■ **Stored data**
***

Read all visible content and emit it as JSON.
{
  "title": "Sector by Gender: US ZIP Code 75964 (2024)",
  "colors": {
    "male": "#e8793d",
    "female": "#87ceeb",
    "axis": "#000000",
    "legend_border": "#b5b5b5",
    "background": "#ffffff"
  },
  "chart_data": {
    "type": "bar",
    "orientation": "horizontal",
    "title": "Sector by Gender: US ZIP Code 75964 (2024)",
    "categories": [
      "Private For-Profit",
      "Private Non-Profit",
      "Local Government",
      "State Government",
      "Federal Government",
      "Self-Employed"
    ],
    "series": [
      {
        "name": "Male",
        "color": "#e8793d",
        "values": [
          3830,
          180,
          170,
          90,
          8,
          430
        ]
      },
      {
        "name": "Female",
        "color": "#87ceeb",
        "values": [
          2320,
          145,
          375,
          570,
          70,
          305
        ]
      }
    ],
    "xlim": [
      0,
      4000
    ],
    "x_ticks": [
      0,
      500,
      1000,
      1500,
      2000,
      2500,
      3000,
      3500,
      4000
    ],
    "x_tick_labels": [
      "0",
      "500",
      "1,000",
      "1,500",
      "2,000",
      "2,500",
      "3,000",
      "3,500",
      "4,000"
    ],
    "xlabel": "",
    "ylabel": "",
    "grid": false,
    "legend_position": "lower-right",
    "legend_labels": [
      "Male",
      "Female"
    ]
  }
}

***

■ **EXERCISE GOAL**
Copy all the lines above that hold the string "Private".

■ **SOLUTION**
      "Private For-Profit",
      "Private Non-Profit",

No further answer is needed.